Records follow. Pull out every line that contains "title".
— begin —
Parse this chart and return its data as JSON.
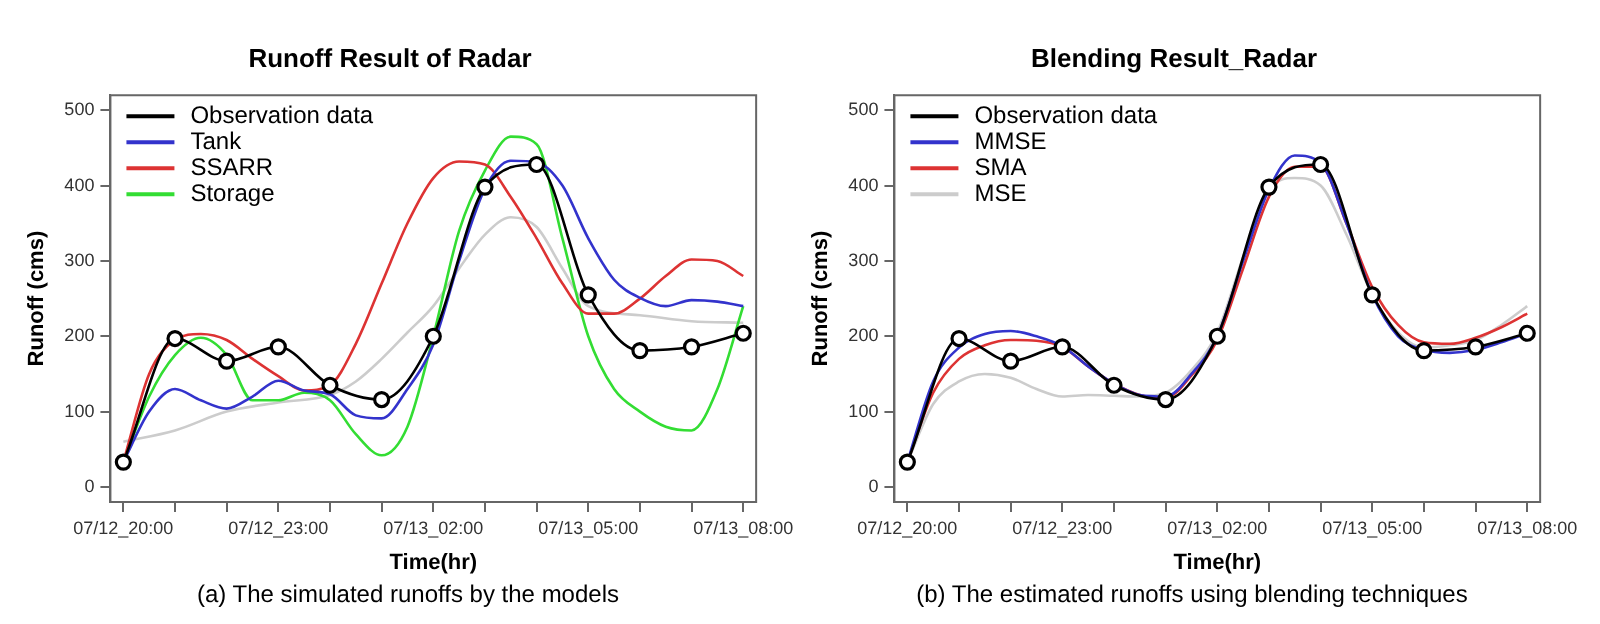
{
  "chart_data": [
    {
      "type": "line",
      "title": "Runoff Result of Radar",
      "xlabel": "Time(hr)",
      "ylabel": "Runoff (cms)",
      "annotations": [
        "(a) The simulated runoffs by the models"
      ],
      "legend": "top left",
      "grid": false,
      "ylim": [
        -20,
        520
      ],
      "yticks": [
        0,
        100,
        200,
        300,
        400,
        500
      ],
      "categories": [
        "07/12_20:00",
        null,
        null,
        null,
        null,
        null,
        "07/12_23:00",
        null,
        null,
        null,
        null,
        null,
        "07/13_02:00",
        null,
        null,
        null,
        null,
        null,
        "07/13_05:00",
        null,
        null,
        null,
        null,
        null,
        "07/13_08:00"
      ],
      "series": [
        {
          "name": "Observation data",
          "color": "#000000",
          "marker": "circle",
          "values": [
            33,
            null,
            197,
            null,
            167,
            null,
            186,
            null,
            135,
            null,
            116,
            null,
            200,
            null,
            398,
            null,
            428,
            null,
            255,
            null,
            181,
            null,
            186,
            null,
            204
          ]
        },
        {
          "name": "Tank",
          "color": "#3333cc",
          "marker": "none",
          "values": [
            33,
            100,
            130,
            115,
            104,
            120,
            141,
            128,
            123,
            95,
            91,
            130,
            189,
            300,
            396,
            433,
            431,
            400,
            330,
            275,
            251,
            240,
            248,
            246,
            240
          ]
        },
        {
          "name": "SSARR",
          "color": "#dd3333",
          "marker": "none",
          "values": [
            33,
            150,
            195,
            203,
            195,
            170,
            147,
            128,
            135,
            190,
            270,
            350,
            410,
            432,
            428,
            385,
            330,
            270,
            230,
            230,
            250,
            280,
            302,
            300,
            280
          ]
        },
        {
          "name": "Storage",
          "color": "#33dd33",
          "marker": "none",
          "values": [
            33,
            120,
            175,
            198,
            175,
            115,
            115,
            125,
            115,
            70,
            42,
            80,
            200,
            340,
            420,
            465,
            455,
            330,
            200,
            130,
            100,
            80,
            75,
            130,
            240
          ]
        },
        {
          "color": "#cccccc",
          "marker": "none",
          "values": [
            60,
            null,
            75,
            null,
            100,
            null,
            112,
            null,
            122,
            140,
            170,
            205,
            240,
            290,
            335,
            358,
            345,
            290,
            240,
            null,
            228,
            null,
            220,
            null,
            218
          ]
        }
      ]
    },
    {
      "type": "line",
      "title": "Blending Result_Radar",
      "xlabel": "Time(hr)",
      "ylabel": "Runoff (cms)",
      "annotations": [
        "(b) The estimated runoffs using blending techniques"
      ],
      "legend": "top left",
      "grid": false,
      "ylim": [
        -20,
        520
      ],
      "yticks": [
        0,
        100,
        200,
        300,
        400,
        500
      ],
      "categories": [
        "07/12_20:00",
        null,
        null,
        null,
        null,
        null,
        "07/12_23:00",
        null,
        null,
        null,
        null,
        null,
        "07/13_02:00",
        null,
        null,
        null,
        null,
        null,
        "07/13_05:00",
        null,
        null,
        null,
        null,
        null,
        "07/13_08:00"
      ],
      "series": [
        {
          "name": "Observation data",
          "color": "#000000",
          "marker": "circle",
          "values": [
            33,
            null,
            197,
            null,
            167,
            null,
            186,
            null,
            135,
            null,
            116,
            null,
            200,
            null,
            398,
            null,
            428,
            null,
            255,
            null,
            181,
            null,
            186,
            null,
            204
          ]
        },
        {
          "name": "MMSE",
          "color": "#3333cc",
          "marker": "none",
          "values": [
            33,
            140,
            185,
            203,
            207,
            200,
            187,
            160,
            137,
            122,
            120,
            150,
            200,
            300,
            395,
            440,
            430,
            350,
            255,
            200,
            182,
            178,
            182,
            192,
            204
          ]
        },
        {
          "name": "SMA",
          "color": "#dd3333",
          "marker": "none",
          "values": [
            33,
            125,
            170,
            188,
            195,
            194,
            186,
            160,
            137,
            122,
            118,
            148,
            195,
            290,
            385,
            425,
            425,
            350,
            265,
            215,
            192,
            190,
            198,
            212,
            230
          ]
        },
        {
          "name": "MSE",
          "color": "#cccccc",
          "marker": "none",
          "values": [
            33,
            110,
            140,
            150,
            145,
            130,
            120,
            122,
            121,
            120,
            125,
            155,
            205,
            305,
            395,
            410,
            400,
            335,
            255,
            205,
            185,
            188,
            195,
            215,
            240
          ]
        }
      ]
    }
  ]
}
— end —
### TASK SOLUTION
      "title": "Runoff Result of Radar",
      "title": "Blending Result_Radar",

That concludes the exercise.